● AIM
Check the listing below for lines with the word "спортсмены" and say how many there are, with nothing but the number.

Data items
--------
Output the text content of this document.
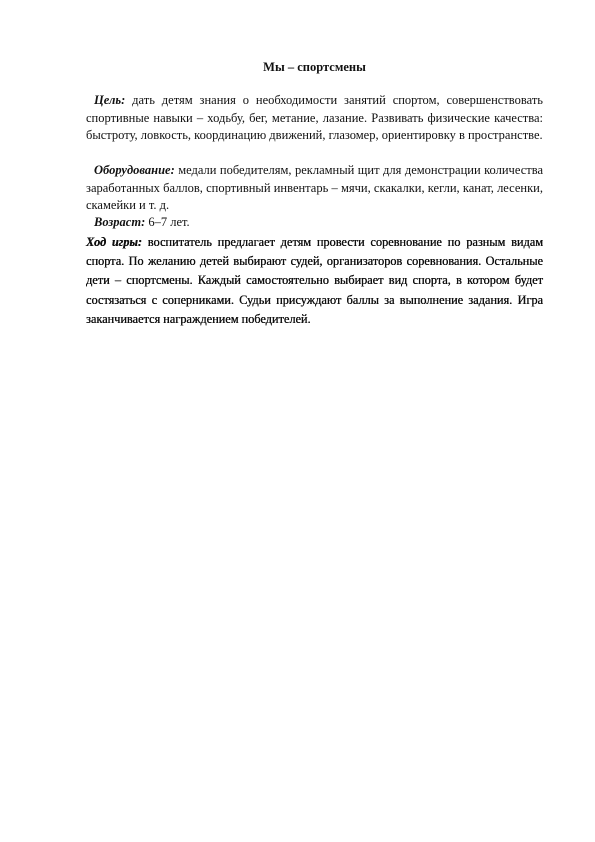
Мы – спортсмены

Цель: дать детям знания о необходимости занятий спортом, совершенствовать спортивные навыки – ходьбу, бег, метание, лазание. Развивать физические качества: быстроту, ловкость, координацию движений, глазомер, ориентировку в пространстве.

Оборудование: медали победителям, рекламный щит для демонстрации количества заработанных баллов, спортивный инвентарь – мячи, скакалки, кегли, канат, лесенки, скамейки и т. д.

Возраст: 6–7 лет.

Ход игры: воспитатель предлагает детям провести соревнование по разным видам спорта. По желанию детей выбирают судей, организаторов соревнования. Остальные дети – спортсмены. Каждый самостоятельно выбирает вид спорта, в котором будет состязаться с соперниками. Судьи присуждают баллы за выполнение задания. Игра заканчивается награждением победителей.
--------
● COMPLETE RESPONSE
2